§ **Brief**
Write out all of the lines below, exactly and completely.

Extracted records

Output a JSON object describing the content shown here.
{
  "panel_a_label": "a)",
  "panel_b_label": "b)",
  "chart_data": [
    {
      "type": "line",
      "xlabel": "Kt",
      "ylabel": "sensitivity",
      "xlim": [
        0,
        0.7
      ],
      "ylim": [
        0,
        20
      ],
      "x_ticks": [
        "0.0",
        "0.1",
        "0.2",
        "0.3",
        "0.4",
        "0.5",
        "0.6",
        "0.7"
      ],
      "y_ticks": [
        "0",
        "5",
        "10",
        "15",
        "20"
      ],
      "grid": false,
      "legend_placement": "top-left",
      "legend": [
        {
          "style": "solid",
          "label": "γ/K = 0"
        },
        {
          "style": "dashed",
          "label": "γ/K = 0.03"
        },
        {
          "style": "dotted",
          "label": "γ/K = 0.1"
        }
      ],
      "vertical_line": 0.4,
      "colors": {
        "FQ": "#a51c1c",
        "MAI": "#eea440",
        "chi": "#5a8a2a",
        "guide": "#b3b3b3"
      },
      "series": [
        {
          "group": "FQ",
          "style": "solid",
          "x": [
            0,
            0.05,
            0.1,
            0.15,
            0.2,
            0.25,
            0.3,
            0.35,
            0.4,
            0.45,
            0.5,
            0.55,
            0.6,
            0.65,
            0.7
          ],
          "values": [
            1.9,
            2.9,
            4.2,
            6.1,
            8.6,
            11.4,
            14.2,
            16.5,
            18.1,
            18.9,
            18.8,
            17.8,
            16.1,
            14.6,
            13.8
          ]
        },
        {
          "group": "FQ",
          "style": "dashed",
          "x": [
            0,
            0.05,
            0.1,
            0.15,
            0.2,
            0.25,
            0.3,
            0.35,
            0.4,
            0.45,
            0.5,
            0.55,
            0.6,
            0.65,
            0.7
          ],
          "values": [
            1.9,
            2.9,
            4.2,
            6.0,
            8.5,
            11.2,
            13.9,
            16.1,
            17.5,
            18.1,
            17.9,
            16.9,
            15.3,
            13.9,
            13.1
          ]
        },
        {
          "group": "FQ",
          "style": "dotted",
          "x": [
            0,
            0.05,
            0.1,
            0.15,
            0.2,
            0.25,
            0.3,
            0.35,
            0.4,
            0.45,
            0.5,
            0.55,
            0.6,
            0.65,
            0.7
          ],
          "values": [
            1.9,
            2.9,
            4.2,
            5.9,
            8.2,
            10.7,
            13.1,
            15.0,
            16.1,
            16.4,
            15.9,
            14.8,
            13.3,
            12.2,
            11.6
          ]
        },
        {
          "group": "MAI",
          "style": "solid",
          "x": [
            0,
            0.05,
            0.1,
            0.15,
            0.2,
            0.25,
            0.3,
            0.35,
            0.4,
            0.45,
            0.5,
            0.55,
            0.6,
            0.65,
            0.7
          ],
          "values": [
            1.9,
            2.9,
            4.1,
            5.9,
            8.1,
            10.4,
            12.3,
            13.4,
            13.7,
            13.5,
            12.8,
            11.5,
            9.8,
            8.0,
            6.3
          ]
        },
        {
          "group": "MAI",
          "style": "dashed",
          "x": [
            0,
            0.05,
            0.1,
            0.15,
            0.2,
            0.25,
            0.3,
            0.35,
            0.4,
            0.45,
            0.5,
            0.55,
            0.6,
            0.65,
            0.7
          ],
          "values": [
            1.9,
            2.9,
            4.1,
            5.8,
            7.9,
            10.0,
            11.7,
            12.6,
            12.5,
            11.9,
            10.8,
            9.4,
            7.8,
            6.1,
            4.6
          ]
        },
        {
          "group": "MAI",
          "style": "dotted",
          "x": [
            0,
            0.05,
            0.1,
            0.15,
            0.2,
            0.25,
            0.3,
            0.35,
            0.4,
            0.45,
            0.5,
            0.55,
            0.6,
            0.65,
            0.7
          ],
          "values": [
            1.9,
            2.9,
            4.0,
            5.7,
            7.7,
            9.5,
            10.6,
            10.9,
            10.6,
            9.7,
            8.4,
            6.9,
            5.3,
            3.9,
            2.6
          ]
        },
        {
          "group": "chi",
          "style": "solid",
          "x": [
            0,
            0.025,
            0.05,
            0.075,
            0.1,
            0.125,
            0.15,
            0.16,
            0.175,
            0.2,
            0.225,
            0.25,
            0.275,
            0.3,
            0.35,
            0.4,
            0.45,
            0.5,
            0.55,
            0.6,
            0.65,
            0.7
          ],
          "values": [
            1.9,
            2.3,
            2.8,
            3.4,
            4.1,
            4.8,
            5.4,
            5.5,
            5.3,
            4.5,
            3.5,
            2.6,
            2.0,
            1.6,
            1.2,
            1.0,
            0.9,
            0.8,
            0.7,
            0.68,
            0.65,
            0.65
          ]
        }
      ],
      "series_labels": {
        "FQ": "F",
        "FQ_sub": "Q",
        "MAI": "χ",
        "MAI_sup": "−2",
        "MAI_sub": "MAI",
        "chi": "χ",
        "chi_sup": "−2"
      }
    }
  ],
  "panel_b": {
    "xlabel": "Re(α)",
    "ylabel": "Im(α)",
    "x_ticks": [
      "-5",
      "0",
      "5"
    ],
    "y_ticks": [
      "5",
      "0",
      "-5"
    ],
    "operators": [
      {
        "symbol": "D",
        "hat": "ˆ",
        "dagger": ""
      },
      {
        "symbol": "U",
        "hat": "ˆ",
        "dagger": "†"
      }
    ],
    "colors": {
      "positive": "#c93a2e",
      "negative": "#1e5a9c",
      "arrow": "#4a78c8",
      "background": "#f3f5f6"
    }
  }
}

§ **Exercise response**
Output a JSON object describing the content shown here.
{
  "panel_a_label": "a)",
  "panel_b_label": "b)",
  "chart_data": [
    {
      "type": "line",
      "xlabel": "Kt",
      "ylabel": "sensitivity",
      "xlim": [
        0,
        0.7
      ],
      "ylim": [
        0,
        20
      ],
      "x_ticks": [
        "0.0",
        "0.1",
        "0.2",
        "0.3",
        "0.4",
        "0.5",
        "0.6",
        "0.7"
      ],
      "y_ticks": [
        "0",
        "5",
        "10",
        "15",
        "20"
      ],
      "grid": false,
      "legend_placement": "top-left",
      "legend": [
        {
          "style": "solid",
          "label": "γ/K = 0"
        },
        {
          "style": "dashed",
          "label": "γ/K = 0.03"
        },
        {
          "style": "dotted",
          "label": "γ/K = 0.1"
        }
      ],
      "vertical_line": 0.4,
      "colors": {
        "FQ": "#a51c1c",
        "MAI": "#eea440",
        "chi": "#5a8a2a",
        "guide": "#b3b3b3"
      },
      "series": [
        {
          "group": "FQ",
          "style": "solid",
          "x": [
            0,
            0.05,
            0.1,
            0.15,
            0.2,
            0.25,
            0.3,
            0.35,
            0.4,
            0.45,
            0.5,
            0.55,
            0.6,
            0.65,
            0.7
          ],
          "values": [
            1.9,
            2.9,
            4.2,
            6.1,
            8.6,
            11.4,
            14.2,
            16.5,
            18.1,
            18.9,
            18.8,
            17.8,
            16.1,
            14.6,
            13.8
          ]
        },
        {
          "group": "FQ",
          "style": "dashed",
          "x": [
            0,
            0.05,
            0.1,
            0.15,
            0.2,
            0.25,
            0.3,
            0.35,
            0.4,
            0.45,
            0.5,
            0.55,
            0.6,
            0.65,
            0.7
          ],
          "values": [
            1.9,
            2.9,
            4.2,
            6.0,
            8.5,
            11.2,
            13.9,
            16.1,
            17.5,
            18.1,
            17.9,
            16.9,
            15.3,
            13.9,
            13.1
          ]
        },
        {
          "group": "FQ",
          "style": "dotted",
          "x": [
            0,
            0.05,
            0.1,
            0.15,
            0.2,
            0.25,
            0.3,
            0.35,
            0.4,
            0.45,
            0.5,
            0.55,
            0.6,
            0.65,
            0.7
          ],
          "values": [
            1.9,
            2.9,
            4.2,
            5.9,
            8.2,
            10.7,
            13.1,
            15.0,
            16.1,
            16.4,
            15.9,
            14.8,
            13.3,
            12.2,
            11.6
          ]
        },
        {
          "group": "MAI",
          "style": "solid",
          "x": [
            0,
            0.05,
            0.1,
            0.15,
            0.2,
            0.25,
            0.3,
            0.35,
            0.4,
            0.45,
            0.5,
            0.55,
            0.6,
            0.65,
            0.7
          ],
          "values": [
            1.9,
            2.9,
            4.1,
            5.9,
            8.1,
            10.4,
            12.3,
            13.4,
            13.7,
            13.5,
            12.8,
            11.5,
            9.8,
            8.0,
            6.3
          ]
        },
        {
          "group": "MAI",
          "style": "dashed",
          "x": [
            0,
            0.05,
            0.1,
            0.15,
            0.2,
            0.25,
            0.3,
            0.35,
            0.4,
            0.45,
            0.5,
            0.55,
            0.6,
            0.65,
            0.7
          ],
          "values": [
            1.9,
            2.9,
            4.1,
            5.8,
            7.9,
            10.0,
            11.7,
            12.6,
            12.5,
            11.9,
            10.8,
            9.4,
            7.8,
            6.1,
            4.6
          ]
        },
        {
          "group": "MAI",
          "style": "dotted",
          "x": [
            0,
            0.05,
            0.1,
            0.15,
            0.2,
            0.25,
            0.3,
            0.35,
            0.4,
            0.45,
            0.5,
            0.55,
            0.6,
            0.65,
            0.7
          ],
          "values": [
            1.9,
            2.9,
            4.0,
            5.7,
            7.7,
            9.5,
            10.6,
            10.9,
            10.6,
            9.7,
            8.4,
            6.9,
            5.3,
            3.9,
            2.6
          ]
        },
        {
          "group": "chi",
          "style": "solid",
          "x": [
            0,
            0.025,
            0.05,
            0.075,
            0.1,
            0.125,
            0.15,
            0.16,
            0.175,
            0.2,
            0.225,
            0.25,
            0.275,
            0.3,
            0.35,
            0.4,
            0.45,
            0.5,
            0.55,
            0.6,
            0.65,
            0.7
          ],
          "values": [
            1.9,
            2.3,
            2.8,
            3.4,
            4.1,
            4.8,
            5.4,
            5.5,
            5.3,
            4.5,
            3.5,
            2.6,
            2.0,
            1.6,
            1.2,
            1.0,
            0.9,
            0.8,
            0.7,
            0.68,
            0.65,
            0.65
          ]
        }
      ],
      "series_labels": {
        "FQ": "F",
        "FQ_sub": "Q",
        "MAI": "χ",
        "MAI_sup": "−2",
        "MAI_sub": "MAI",
        "chi": "χ",
        "chi_sup": "−2"
      }
    }
  ],
  "panel_b": {
    "xlabel": "Re(α)",
    "ylabel": "Im(α)",
    "x_ticks": [
      "-5",
      "0",
      "5"
    ],
    "y_ticks": [
      "5",
      "0",
      "-5"
    ],
    "operators": [
      {
        "symbol": "D",
        "hat": "ˆ",
        "dagger": ""
      },
      {
        "symbol": "U",
        "hat": "ˆ",
        "dagger": "†"
      }
    ],
    "colors": {
      "positive": "#c93a2e",
      "negative": "#1e5a9c",
      "arrow": "#4a78c8",
      "background": "#f3f5f6"
    }
  }
}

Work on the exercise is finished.